AIM
Return all lines below containing the word "image".

Extracted records
□ □ □ □ □ □ □

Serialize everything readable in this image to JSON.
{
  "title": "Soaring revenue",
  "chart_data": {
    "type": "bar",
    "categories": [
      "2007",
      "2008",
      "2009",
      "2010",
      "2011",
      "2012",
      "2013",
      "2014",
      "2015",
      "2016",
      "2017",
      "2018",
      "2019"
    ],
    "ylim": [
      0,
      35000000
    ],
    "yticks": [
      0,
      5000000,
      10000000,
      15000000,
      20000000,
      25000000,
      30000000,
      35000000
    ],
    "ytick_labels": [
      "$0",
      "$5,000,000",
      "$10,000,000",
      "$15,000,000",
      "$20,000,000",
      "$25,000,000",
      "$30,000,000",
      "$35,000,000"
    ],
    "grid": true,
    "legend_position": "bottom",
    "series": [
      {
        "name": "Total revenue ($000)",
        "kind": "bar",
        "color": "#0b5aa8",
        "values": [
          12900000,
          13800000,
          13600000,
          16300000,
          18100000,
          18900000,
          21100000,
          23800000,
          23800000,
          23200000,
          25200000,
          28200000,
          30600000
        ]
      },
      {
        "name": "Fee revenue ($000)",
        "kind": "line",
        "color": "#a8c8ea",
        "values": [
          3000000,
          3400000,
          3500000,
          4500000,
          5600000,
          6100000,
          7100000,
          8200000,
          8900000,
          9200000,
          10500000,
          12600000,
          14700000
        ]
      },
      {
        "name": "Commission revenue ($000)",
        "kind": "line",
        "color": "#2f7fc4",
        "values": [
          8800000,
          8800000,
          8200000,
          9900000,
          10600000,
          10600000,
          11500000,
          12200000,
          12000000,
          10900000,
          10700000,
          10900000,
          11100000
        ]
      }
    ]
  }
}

□ □ □ □ □ □ □

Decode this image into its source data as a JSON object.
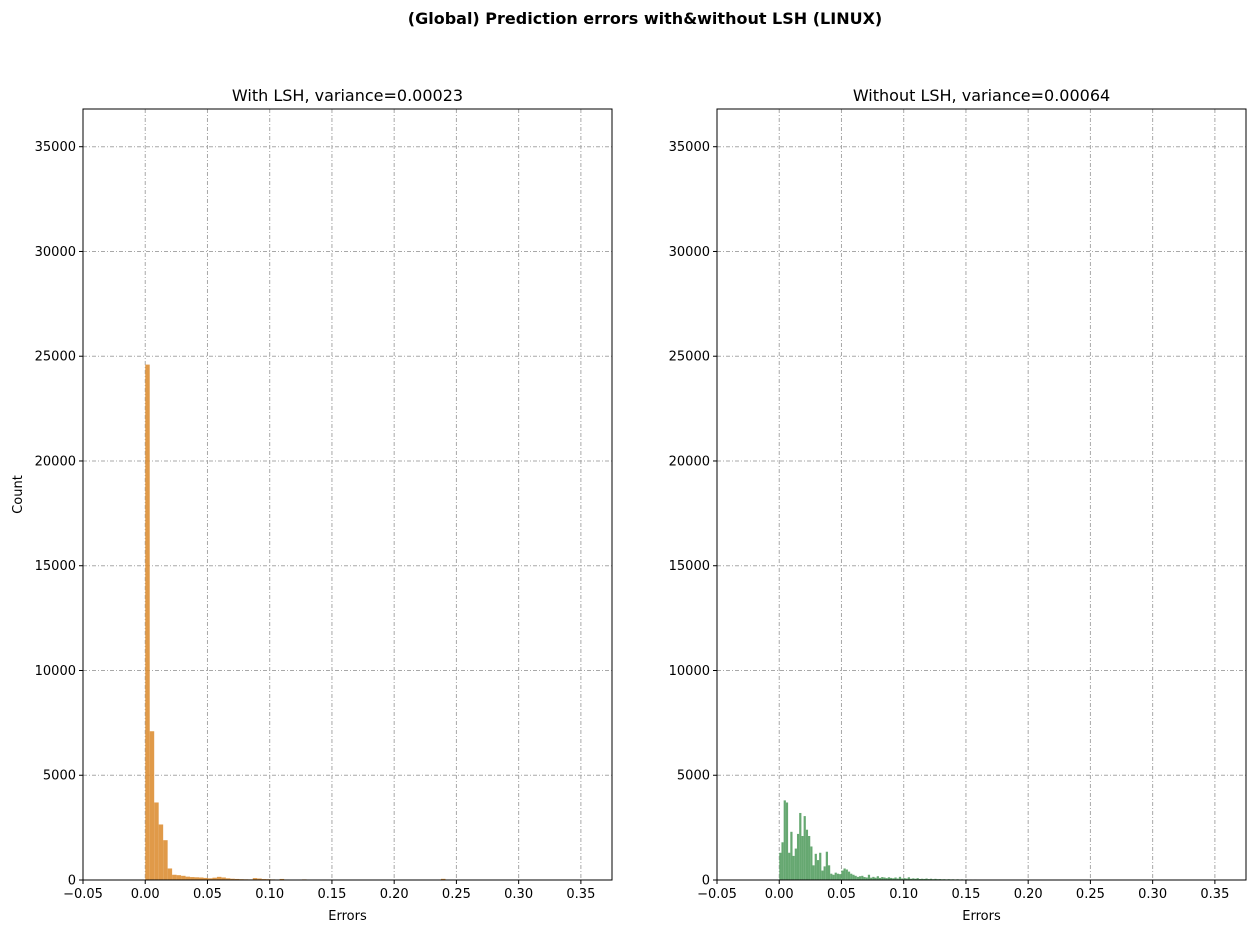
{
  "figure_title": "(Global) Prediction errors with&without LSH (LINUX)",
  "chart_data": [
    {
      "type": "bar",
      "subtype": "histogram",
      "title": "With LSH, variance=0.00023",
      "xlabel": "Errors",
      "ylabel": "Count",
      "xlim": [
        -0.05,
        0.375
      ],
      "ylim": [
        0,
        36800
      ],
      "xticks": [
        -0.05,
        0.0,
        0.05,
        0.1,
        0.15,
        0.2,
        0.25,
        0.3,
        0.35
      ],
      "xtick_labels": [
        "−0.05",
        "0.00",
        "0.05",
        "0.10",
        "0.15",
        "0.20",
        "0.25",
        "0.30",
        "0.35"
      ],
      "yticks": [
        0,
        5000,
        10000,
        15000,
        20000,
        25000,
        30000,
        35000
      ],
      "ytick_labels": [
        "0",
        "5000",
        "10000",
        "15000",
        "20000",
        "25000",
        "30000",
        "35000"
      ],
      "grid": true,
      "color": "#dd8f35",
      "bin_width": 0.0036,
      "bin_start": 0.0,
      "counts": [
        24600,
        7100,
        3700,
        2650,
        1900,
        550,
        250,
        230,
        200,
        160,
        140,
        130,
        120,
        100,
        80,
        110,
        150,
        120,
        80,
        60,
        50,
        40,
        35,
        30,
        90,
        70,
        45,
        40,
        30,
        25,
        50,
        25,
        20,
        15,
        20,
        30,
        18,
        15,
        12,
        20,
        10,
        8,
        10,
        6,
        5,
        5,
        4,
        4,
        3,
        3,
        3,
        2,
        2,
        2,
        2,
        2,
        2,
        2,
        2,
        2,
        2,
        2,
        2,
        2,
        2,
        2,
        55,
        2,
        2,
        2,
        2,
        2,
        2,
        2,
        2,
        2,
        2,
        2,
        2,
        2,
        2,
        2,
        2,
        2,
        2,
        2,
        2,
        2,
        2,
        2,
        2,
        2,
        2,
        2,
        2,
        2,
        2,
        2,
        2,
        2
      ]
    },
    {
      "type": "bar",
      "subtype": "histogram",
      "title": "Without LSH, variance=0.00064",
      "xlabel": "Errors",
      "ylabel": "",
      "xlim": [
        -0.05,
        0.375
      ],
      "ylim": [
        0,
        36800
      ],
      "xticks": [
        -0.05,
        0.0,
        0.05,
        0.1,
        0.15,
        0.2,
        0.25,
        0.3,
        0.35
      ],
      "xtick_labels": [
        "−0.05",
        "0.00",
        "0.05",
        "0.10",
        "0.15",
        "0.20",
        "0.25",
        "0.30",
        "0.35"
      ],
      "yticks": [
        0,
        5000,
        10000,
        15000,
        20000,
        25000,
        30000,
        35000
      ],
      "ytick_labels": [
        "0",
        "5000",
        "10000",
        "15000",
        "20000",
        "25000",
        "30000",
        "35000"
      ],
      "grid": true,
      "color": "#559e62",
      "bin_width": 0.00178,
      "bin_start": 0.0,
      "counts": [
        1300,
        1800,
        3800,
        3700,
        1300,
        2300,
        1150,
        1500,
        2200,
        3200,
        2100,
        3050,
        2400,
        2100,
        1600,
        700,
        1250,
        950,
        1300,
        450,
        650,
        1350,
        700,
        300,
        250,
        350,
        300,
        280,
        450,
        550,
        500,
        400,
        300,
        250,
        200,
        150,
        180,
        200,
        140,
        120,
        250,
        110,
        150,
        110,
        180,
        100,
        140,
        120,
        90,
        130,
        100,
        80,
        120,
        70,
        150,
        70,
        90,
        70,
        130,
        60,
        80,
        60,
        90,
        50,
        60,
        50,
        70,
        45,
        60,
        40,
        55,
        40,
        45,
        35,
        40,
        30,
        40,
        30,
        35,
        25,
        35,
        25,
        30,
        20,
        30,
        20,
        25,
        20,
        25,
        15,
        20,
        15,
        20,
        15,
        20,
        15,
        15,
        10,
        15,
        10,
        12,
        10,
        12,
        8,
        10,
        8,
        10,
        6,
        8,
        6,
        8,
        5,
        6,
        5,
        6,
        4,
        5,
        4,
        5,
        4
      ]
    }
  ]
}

□ □ □ □ □ □ □

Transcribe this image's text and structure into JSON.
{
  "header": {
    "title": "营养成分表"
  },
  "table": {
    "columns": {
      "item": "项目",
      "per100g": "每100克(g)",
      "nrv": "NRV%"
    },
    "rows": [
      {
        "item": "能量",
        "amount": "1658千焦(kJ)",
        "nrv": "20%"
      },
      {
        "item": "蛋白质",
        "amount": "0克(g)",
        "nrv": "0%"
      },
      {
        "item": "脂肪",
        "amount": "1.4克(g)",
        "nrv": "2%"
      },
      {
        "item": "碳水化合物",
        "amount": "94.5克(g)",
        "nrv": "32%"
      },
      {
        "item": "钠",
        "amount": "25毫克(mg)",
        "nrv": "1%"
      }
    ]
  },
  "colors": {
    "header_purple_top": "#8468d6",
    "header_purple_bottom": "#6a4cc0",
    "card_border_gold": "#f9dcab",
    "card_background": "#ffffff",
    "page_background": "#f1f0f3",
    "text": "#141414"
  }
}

□ □ □ □ □ □ □

REPLY TO THE EXERCISE
Serialize everything readable in this image to JSON.
Decode this image into its source data as a JSON object.
Transcribe this image's text and structure into JSON.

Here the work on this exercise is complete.